» **Brief**:
Go through the records that follow and tally the lines with "title" in them; answer with the number alone.

[Data for this exercise — start]

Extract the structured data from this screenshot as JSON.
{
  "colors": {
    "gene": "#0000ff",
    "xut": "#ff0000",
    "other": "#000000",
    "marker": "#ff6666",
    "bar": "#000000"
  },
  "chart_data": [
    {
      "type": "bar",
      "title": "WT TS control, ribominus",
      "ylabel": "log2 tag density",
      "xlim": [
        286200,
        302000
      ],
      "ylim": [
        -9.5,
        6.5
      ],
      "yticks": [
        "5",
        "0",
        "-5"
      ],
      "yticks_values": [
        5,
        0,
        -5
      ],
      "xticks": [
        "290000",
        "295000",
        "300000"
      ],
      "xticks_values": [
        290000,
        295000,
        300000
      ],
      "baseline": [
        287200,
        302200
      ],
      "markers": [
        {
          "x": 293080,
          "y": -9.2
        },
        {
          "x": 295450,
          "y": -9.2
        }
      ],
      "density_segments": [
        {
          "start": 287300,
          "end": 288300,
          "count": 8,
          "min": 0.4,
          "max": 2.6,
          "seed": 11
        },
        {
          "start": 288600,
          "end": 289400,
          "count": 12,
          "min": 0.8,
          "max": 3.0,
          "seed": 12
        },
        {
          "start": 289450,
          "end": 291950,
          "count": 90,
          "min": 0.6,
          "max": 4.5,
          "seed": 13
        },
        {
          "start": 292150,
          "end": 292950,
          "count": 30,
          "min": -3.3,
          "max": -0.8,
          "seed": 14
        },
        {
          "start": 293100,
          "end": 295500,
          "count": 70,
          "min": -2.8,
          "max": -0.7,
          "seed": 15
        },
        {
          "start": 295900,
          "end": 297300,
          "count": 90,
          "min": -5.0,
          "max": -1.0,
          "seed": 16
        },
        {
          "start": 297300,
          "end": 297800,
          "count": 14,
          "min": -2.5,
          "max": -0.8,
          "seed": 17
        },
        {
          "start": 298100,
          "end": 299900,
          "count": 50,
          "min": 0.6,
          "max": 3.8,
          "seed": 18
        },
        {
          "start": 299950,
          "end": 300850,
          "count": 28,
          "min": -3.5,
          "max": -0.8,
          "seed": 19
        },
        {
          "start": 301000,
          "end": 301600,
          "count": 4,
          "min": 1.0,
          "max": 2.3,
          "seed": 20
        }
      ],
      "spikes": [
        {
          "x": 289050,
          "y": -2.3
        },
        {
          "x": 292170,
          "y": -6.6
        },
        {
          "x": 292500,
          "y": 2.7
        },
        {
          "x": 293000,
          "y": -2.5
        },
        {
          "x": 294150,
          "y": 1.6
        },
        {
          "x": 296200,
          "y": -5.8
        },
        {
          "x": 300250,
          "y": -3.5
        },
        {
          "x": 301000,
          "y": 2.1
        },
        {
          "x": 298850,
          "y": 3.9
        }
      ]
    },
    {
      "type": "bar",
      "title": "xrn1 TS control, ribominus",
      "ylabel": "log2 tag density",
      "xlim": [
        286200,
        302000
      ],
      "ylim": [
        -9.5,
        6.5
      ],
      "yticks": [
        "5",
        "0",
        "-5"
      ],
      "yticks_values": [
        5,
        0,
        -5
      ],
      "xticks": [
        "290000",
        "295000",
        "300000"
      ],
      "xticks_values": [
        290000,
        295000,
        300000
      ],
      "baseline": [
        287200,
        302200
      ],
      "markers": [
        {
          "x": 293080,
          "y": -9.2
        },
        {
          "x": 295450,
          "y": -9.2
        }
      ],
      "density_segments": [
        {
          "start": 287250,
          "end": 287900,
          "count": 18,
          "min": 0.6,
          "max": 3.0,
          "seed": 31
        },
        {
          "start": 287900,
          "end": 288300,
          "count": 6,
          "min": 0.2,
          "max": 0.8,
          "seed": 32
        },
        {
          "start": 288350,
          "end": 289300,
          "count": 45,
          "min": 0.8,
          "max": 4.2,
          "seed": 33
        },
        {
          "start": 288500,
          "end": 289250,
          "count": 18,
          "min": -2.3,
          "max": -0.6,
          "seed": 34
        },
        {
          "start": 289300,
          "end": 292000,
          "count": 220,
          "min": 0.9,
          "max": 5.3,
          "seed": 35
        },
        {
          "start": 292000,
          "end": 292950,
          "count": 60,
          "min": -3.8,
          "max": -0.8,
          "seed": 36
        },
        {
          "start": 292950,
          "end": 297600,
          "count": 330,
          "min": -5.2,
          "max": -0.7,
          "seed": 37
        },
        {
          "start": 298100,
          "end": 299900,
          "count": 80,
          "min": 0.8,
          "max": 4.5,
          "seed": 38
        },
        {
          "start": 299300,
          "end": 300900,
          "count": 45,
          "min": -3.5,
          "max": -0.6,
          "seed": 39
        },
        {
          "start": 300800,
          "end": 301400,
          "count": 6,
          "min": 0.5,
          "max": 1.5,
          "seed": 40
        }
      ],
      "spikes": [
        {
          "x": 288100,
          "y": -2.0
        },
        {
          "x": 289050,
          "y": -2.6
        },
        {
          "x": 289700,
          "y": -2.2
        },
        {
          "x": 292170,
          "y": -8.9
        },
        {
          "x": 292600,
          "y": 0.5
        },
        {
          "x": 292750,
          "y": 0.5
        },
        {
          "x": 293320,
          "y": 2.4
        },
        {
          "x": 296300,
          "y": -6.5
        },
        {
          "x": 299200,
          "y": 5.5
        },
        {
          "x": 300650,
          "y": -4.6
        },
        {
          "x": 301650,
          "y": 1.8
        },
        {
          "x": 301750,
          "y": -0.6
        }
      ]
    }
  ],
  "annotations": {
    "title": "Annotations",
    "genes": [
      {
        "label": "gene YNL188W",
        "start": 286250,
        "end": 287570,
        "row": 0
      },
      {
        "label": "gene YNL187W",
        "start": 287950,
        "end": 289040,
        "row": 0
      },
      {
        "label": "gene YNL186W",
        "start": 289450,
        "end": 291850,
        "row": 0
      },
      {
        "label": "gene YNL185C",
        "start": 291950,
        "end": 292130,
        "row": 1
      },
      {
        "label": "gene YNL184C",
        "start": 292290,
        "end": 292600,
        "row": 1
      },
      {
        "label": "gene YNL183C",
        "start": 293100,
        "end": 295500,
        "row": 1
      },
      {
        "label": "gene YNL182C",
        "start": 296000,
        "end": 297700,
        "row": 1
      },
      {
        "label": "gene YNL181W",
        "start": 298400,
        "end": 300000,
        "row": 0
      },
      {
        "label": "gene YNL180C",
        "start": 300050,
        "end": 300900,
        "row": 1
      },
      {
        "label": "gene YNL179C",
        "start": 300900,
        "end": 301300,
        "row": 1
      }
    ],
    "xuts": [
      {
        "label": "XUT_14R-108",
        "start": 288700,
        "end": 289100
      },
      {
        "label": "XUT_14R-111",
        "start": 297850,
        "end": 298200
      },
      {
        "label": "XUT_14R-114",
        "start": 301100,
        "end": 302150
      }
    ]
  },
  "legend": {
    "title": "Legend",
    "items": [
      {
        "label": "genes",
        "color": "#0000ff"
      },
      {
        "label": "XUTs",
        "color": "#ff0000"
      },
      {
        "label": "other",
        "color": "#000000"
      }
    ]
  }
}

[Data for this exercise — finish]

» **Exercise result**:
4